>> BEGIN THE INPUT
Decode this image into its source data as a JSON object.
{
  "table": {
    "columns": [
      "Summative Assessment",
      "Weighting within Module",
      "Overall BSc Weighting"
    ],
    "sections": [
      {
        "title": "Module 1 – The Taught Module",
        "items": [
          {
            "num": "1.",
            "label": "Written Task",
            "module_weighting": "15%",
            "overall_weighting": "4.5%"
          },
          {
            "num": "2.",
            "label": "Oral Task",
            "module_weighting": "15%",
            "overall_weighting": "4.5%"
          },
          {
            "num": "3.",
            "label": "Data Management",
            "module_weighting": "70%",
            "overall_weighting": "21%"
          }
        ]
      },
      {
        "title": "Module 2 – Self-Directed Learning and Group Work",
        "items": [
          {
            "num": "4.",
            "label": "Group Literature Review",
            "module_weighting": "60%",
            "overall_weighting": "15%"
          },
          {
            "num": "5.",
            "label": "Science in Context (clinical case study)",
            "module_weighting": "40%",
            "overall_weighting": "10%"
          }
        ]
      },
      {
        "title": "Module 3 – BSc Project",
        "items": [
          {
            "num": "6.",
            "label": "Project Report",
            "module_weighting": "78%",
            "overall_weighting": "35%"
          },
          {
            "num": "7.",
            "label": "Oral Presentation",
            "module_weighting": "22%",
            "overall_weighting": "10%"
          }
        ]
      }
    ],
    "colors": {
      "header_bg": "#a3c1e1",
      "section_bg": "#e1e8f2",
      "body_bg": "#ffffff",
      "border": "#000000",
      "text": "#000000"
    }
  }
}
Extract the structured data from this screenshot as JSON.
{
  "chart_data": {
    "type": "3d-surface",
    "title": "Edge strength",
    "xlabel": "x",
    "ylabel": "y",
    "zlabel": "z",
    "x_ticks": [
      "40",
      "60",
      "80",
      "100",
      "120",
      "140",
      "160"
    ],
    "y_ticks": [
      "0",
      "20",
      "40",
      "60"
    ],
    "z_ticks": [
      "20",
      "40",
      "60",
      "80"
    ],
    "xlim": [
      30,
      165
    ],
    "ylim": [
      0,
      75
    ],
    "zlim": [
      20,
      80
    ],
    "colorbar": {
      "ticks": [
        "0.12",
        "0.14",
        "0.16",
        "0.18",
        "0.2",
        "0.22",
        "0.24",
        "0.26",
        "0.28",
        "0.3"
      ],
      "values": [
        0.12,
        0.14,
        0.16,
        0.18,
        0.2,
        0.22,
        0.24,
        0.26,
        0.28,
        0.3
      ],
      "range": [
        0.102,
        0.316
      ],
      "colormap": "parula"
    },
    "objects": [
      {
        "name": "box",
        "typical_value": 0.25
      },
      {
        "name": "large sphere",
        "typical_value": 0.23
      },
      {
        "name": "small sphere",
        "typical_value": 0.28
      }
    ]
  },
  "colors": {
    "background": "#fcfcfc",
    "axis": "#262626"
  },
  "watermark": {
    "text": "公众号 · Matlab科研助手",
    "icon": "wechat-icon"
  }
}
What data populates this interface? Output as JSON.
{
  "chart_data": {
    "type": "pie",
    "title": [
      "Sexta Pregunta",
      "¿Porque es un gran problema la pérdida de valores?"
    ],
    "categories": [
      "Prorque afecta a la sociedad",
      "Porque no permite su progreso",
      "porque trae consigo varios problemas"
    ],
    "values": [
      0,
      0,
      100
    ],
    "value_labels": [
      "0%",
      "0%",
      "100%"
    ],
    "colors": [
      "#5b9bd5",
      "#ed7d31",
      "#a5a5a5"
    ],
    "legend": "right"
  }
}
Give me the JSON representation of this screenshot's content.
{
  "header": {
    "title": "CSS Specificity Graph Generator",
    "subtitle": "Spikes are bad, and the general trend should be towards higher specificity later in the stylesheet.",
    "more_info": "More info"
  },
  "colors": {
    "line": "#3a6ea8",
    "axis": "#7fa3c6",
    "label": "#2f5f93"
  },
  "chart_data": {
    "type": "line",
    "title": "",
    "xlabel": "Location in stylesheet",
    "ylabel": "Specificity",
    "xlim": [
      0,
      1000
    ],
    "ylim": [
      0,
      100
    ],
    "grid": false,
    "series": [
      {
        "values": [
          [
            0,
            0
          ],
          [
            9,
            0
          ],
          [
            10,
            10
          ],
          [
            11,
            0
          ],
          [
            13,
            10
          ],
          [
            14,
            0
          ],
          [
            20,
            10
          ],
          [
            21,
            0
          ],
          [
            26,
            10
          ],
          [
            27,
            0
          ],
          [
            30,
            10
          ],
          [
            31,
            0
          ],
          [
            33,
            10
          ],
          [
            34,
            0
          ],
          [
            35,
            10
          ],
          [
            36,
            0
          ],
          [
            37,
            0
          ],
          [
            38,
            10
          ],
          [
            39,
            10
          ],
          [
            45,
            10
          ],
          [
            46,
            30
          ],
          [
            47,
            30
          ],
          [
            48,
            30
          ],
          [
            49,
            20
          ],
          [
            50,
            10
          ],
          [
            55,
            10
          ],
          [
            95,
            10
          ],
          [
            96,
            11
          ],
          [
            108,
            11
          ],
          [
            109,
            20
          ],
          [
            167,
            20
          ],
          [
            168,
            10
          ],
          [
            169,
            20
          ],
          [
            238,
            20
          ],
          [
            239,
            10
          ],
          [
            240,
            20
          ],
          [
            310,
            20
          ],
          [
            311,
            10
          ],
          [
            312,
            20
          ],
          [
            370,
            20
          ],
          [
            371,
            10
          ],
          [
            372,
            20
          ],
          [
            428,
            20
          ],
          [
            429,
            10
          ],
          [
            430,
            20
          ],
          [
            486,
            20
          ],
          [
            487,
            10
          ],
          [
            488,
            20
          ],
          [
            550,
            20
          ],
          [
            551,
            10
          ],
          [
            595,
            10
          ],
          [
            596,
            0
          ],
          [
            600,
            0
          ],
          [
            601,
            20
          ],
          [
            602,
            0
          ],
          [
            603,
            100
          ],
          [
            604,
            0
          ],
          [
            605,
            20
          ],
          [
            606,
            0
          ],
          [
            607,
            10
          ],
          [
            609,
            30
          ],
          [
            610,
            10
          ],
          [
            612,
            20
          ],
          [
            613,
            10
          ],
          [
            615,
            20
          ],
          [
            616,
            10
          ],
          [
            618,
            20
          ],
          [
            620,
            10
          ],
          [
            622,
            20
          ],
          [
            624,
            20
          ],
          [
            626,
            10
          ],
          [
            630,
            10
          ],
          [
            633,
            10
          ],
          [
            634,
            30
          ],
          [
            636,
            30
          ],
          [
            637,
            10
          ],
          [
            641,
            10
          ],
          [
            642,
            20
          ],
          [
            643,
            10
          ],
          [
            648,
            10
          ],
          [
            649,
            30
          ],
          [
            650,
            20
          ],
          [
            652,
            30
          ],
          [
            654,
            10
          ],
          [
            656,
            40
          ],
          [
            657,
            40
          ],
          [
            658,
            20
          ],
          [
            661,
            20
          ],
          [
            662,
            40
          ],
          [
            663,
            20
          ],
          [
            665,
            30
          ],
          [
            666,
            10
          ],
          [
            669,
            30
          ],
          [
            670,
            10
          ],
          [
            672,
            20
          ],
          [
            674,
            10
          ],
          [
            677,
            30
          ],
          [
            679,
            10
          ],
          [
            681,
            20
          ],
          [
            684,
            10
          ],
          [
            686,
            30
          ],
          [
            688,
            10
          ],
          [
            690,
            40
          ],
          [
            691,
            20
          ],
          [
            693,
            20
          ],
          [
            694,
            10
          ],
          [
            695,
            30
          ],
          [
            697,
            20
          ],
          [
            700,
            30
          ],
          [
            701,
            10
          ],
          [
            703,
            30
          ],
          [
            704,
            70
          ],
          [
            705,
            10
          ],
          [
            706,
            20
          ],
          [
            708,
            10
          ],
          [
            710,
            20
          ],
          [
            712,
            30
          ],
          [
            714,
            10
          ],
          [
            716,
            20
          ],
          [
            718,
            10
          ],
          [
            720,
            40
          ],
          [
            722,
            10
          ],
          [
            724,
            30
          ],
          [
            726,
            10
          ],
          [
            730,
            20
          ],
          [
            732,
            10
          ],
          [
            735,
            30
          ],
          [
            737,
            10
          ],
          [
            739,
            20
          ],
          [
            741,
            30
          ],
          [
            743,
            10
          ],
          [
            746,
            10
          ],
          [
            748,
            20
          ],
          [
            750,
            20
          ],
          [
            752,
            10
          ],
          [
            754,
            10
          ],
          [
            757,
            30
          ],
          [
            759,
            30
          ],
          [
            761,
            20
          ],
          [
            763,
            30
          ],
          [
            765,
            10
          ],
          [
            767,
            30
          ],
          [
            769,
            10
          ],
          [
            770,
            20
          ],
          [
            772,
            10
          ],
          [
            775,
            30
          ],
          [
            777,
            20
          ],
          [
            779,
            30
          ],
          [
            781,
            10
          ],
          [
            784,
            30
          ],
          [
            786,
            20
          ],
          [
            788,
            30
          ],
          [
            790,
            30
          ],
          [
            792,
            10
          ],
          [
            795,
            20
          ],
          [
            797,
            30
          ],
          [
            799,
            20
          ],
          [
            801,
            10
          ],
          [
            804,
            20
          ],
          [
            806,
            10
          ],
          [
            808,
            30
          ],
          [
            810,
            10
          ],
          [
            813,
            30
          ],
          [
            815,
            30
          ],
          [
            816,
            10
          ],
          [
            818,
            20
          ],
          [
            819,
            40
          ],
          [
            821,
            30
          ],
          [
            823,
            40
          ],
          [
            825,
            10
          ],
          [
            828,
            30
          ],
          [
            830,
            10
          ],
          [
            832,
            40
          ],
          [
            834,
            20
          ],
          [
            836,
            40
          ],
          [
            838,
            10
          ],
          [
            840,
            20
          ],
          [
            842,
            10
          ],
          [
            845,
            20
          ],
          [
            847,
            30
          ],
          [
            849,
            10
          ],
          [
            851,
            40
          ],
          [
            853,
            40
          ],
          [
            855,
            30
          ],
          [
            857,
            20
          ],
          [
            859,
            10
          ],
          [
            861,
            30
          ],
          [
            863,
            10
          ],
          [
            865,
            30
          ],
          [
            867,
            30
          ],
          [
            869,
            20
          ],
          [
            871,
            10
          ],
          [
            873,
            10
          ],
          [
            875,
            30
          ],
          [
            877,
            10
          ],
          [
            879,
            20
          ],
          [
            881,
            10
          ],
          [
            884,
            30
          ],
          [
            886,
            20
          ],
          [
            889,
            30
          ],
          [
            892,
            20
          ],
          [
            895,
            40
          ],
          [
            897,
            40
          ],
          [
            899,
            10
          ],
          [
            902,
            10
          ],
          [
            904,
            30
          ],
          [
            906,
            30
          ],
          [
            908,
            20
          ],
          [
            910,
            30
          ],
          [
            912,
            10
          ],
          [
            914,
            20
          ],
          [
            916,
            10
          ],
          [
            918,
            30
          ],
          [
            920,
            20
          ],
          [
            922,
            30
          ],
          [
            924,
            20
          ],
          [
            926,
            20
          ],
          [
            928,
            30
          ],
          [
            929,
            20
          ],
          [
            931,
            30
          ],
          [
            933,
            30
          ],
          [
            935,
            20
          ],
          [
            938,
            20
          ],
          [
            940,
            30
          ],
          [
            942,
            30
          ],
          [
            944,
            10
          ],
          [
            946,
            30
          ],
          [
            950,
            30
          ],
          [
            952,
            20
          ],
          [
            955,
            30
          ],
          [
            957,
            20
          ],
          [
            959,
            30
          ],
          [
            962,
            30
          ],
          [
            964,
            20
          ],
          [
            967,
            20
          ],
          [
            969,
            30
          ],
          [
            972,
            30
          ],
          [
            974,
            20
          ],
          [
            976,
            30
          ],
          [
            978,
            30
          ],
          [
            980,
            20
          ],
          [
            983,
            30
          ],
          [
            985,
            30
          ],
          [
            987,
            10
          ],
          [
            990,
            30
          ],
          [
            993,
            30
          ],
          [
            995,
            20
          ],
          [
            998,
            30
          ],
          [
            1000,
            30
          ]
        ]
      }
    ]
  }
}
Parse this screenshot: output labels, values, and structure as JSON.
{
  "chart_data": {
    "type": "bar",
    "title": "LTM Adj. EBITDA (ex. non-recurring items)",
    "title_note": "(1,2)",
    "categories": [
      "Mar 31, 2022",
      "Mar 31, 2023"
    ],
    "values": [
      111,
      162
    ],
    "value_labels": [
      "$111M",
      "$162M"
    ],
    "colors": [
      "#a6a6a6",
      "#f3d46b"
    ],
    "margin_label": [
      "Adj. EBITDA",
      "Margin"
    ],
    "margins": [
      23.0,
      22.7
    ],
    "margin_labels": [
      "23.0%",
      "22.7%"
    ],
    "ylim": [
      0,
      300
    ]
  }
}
>> END THE INPUT
→ WHAT THIS TASK INVOLVES
Filter the records, keeping only lines that contain "Oral", and show those lines.

→ RESULT
            "label": "Oral Task",
            "label": "Oral Presentation",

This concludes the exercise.